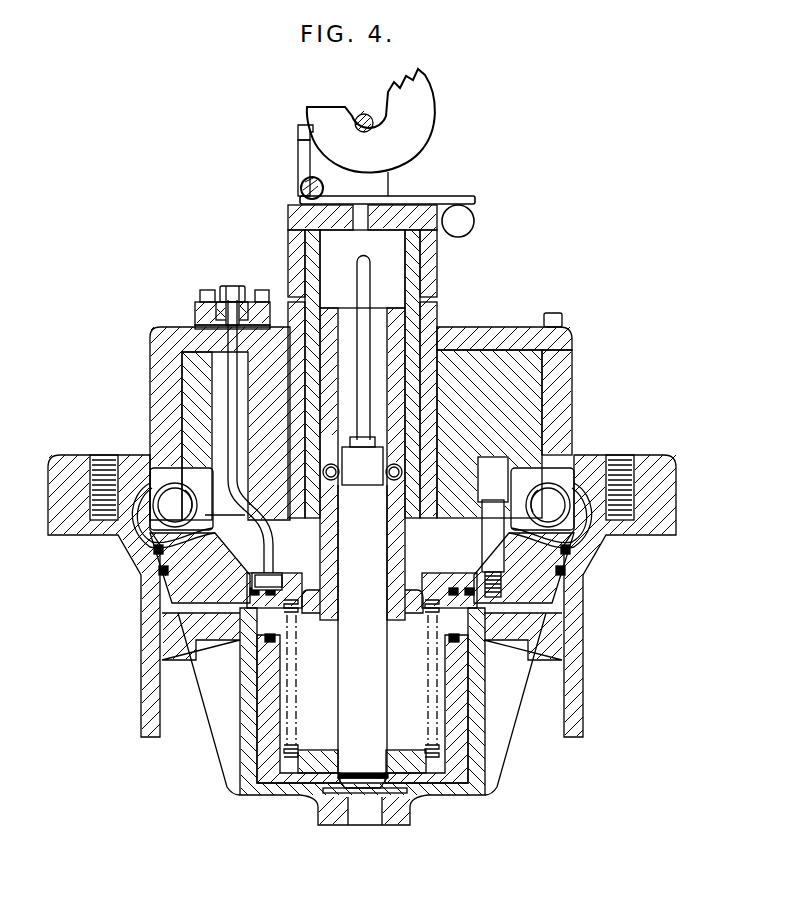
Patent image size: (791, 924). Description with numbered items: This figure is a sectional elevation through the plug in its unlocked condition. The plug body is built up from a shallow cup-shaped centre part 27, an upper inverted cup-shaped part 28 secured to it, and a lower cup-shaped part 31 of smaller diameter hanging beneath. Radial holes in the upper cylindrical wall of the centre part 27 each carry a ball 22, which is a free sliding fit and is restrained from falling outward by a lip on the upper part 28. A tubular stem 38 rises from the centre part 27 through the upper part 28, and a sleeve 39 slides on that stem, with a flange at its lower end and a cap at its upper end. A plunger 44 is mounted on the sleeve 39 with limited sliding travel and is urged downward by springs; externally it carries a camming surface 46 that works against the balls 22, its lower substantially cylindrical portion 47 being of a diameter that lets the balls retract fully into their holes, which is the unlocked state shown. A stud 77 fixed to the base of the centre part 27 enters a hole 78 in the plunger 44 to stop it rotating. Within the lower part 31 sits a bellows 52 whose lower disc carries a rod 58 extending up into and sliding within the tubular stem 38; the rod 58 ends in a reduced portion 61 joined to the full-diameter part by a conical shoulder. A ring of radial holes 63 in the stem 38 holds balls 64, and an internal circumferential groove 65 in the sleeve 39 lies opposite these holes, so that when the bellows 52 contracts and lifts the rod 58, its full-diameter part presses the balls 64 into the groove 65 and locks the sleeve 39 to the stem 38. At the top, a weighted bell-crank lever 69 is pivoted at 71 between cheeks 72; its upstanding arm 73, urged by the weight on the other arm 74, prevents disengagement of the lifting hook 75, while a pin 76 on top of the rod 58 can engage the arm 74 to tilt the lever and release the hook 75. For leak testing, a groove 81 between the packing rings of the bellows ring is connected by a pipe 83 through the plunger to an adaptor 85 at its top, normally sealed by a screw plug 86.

The ball 22 is at (575, 483).
The centre part 27 is at (217, 583).
The upper inverted cup-shaped part 28 is at (562, 352).
The lower cup-shaped part 31 is at (243, 737).
The tubular stem 38 is at (396, 548).
The sleeve 39 is at (412, 322).
The plunger 44 is at (487, 352).
The camming surface 46 is at (197, 488).
The lower substantially cylindrical portion 47 is at (207, 511).
The bellows 52 is at (437, 735).
The rod 58 is at (369, 688).
The reduced portion 61 is at (383, 462).
The radial holes 63 is at (399, 450).
The balls 64 is at (343, 488).
The internal circumferential groove 65 is at (403, 404).
The bell-crank lever 69 is at (300, 160).
The pivot 71 is at (302, 188).
The cheeks 72 is at (379, 181).
The upstanding arm 73 is at (298, 137).
The arm 74 is at (462, 204).
The hook 75 is at (413, 104).
The pin 76 is at (363, 268).
The stud 77 is at (489, 529).
The hole 78 is at (503, 458).
The groove 81 is at (461, 587).
The pipe 83 is at (225, 425).
The adaptor 85 is at (242, 302).
The screw plug 86 is at (231, 287).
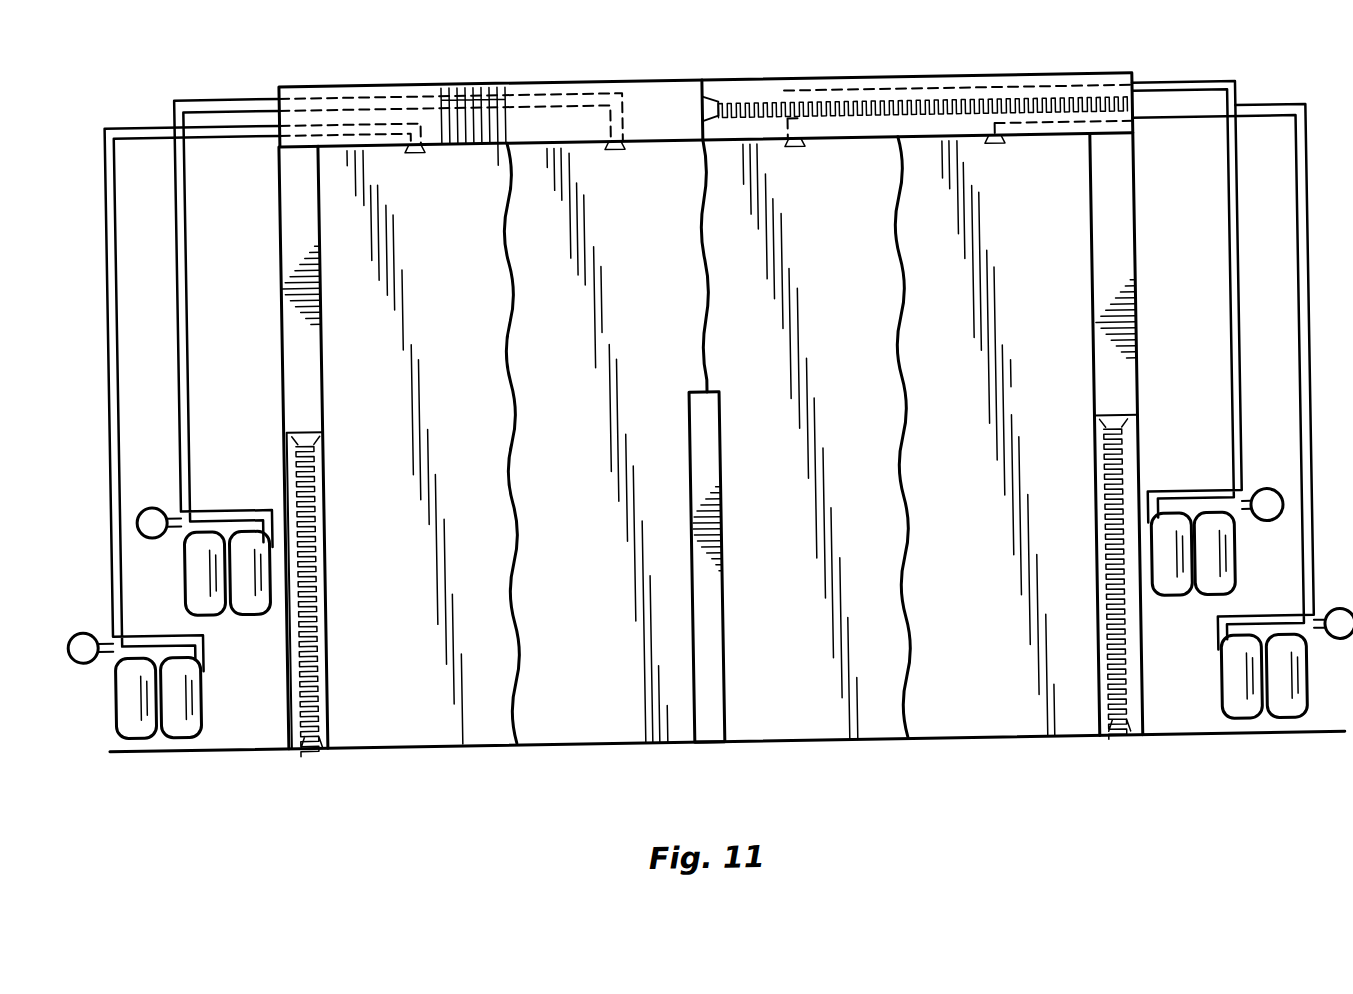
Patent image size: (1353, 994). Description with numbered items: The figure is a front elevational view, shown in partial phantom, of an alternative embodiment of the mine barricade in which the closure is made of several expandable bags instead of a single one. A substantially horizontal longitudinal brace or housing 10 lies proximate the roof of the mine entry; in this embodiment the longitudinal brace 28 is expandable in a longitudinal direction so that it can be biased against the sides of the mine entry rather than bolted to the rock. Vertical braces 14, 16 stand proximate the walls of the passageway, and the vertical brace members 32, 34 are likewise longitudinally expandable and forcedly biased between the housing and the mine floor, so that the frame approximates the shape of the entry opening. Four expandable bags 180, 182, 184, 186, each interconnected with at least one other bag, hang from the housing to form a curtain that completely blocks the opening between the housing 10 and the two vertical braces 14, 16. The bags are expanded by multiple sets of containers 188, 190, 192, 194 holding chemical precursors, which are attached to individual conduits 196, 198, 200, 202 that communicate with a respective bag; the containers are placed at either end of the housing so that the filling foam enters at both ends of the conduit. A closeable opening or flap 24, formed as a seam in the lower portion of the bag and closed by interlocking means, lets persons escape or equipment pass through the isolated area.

The longitudinal brace 10 is at (669, 97).
The vertical brace 14 is at (1126, 242).
The vertical brace 16 is at (301, 176).
The closeable opening or flap 24 is at (712, 655).
The longitudinal brace 28 is at (768, 101).
The vertical brace member 32 is at (1113, 737).
The vertical brace member 34 is at (295, 745).
The expandable bag 180 is at (381, 715).
The expandable bag 182 is at (573, 723).
The expandable bag 184 is at (806, 722).
The expandable bag 186 is at (981, 705).
The set of containers 188 is at (113, 730).
The set of containers 190 is at (214, 527).
The set of containers 192 is at (1204, 523).
The set of containers 194 is at (1279, 710).
The conduit 196 is at (350, 116).
The conduit 198 is at (551, 90).
The conduit 200 is at (911, 98).
The conduit 202 is at (1070, 124).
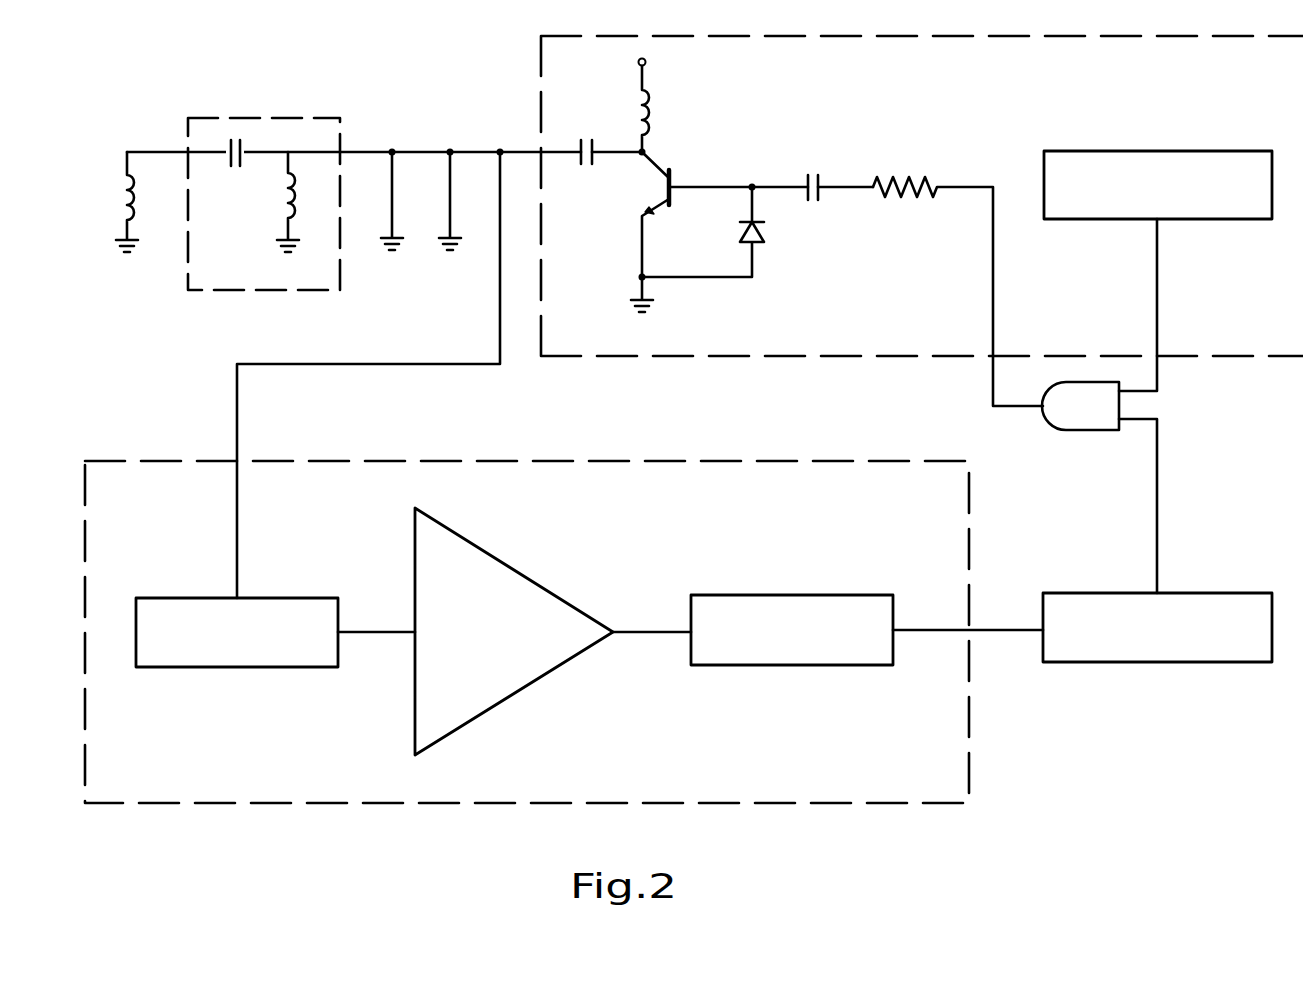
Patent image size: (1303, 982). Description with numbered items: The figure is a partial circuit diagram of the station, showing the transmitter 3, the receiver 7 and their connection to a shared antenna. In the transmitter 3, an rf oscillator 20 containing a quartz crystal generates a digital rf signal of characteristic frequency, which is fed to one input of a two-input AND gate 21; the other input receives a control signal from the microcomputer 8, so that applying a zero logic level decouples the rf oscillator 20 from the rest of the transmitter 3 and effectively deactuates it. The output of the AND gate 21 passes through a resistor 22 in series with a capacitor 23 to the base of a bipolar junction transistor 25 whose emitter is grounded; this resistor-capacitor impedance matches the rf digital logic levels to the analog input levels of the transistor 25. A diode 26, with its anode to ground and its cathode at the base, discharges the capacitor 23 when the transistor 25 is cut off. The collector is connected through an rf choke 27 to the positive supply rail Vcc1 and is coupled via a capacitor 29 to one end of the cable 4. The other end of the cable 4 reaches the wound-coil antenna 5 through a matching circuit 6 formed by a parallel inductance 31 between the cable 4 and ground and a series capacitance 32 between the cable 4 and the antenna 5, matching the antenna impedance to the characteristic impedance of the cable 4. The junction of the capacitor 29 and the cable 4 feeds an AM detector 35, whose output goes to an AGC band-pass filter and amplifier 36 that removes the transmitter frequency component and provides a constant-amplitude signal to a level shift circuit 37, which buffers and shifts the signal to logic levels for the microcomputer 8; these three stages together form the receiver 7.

The transmitter 3 is at (541, 65).
The cable 4 is at (415, 150).
The antenna 5 is at (118, 190).
The matching circuit 6 is at (258, 290).
The receiver 7 is at (969, 740).
The microcomputer 8 is at (1190, 591).
The rf oscillator 20 is at (1143, 150).
The 2-input AND gate 21 is at (1088, 421).
The resistor 22 is at (891, 176).
The capacitor 23 is at (807, 175).
The bipolar junction transistor 25 is at (673, 172).
The diode 26 is at (764, 232).
The rf choke 27 is at (652, 122).
The capacitor 29 is at (580, 138).
The parallel inductance 31 is at (300, 196).
The series capacitance 32 is at (231, 168).
The AM detector 35 is at (278, 597).
The AGC band-pass filter and amplifier 36 is at (549, 589).
The level shift circuit 37 is at (792, 595).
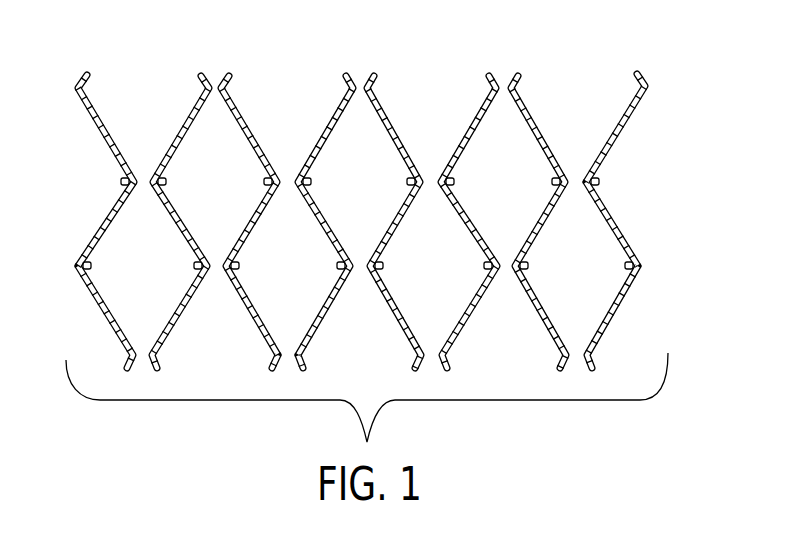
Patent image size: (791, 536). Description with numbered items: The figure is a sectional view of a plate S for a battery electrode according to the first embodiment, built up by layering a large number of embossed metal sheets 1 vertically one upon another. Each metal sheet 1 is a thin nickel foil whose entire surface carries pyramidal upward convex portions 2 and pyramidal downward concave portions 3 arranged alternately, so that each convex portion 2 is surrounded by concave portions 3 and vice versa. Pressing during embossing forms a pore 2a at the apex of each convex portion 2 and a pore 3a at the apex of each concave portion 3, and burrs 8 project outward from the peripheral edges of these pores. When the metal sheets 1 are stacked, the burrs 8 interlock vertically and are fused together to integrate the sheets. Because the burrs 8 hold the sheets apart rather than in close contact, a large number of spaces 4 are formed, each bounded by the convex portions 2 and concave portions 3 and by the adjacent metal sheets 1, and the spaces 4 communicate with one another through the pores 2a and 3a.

The plate for a battery electrode S is at (562, 78).
The metal sheet 1 is at (622, 124).
The convex portion 2 is at (217, 96).
The pore 2a is at (217, 74).
The concave portion 3 is at (143, 162).
The pore 3a is at (143, 192).
The space 4 is at (120, 303).
The burr 8 is at (206, 73).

━━━━━━━━━━

### Task description
Return the lines of the records exactly as they appear, beginning at the line that contains "Patent image size: (1303, 982)." and stopping after the line that contains "The matching circuit 6 is at (258, 290).".

### Result
Patent image size: (1303, 982). Description with numbered items: The figure is a partial circuit diagram of the station, showing the transmitter 3, the receiver 7 and their connection to a shared antenna. In the transmitter 3, an rf oscillator 20 containing a quartz crystal generates a digital rf signal of characteristic frequency, which is fed to one input of a two-input AND gate 21; the other input receives a control signal from the microcomputer 8, so that applying a zero logic level decouples the rf oscillator 20 from the rest of the transmitter 3 and effectively deactuates it. The output of the AND gate 21 passes through a resistor 22 in series with a capacitor 23 to the base of a bipolar junction transistor 25 whose emitter is grounded; this resistor-capacitor impedance matches the rf digital logic levels to the analog input levels of the transistor 25. A diode 26, with its anode to ground and its cathode at the base, discharges the capacitor 23 when the transistor 25 is cut off. The collector is connected through an rf choke 27 to the positive supply rail Vcc1 and is coupled via a capacitor 29 to one end of the cable 4. The other end of the cable 4 reaches the wound-coil antenna 5 through a matching circuit 6 formed by a parallel inductance 31 between the cable 4 and ground and a series capacitance 32 between the cable 4 and the antenna 5, matching the antenna impedance to the characteristic impedance of the cable 4. The junction of the capacitor 29 and the cable 4 feeds an AM detector 35, whose output goes to an AGC band-pass filter and amplifier 36 that removes the transmitter frequency component and provides a constant-amplitude signal to a level shift circuit 37, which buffers and shifts the signal to logic levels for the microcomputer 8; these three stages together form the receiver 7.

The transmitter 3 is at (541, 65).
The cable 4 is at (415, 150).
The antenna 5 is at (118, 190).
The matching circuit 6 is at (258, 290).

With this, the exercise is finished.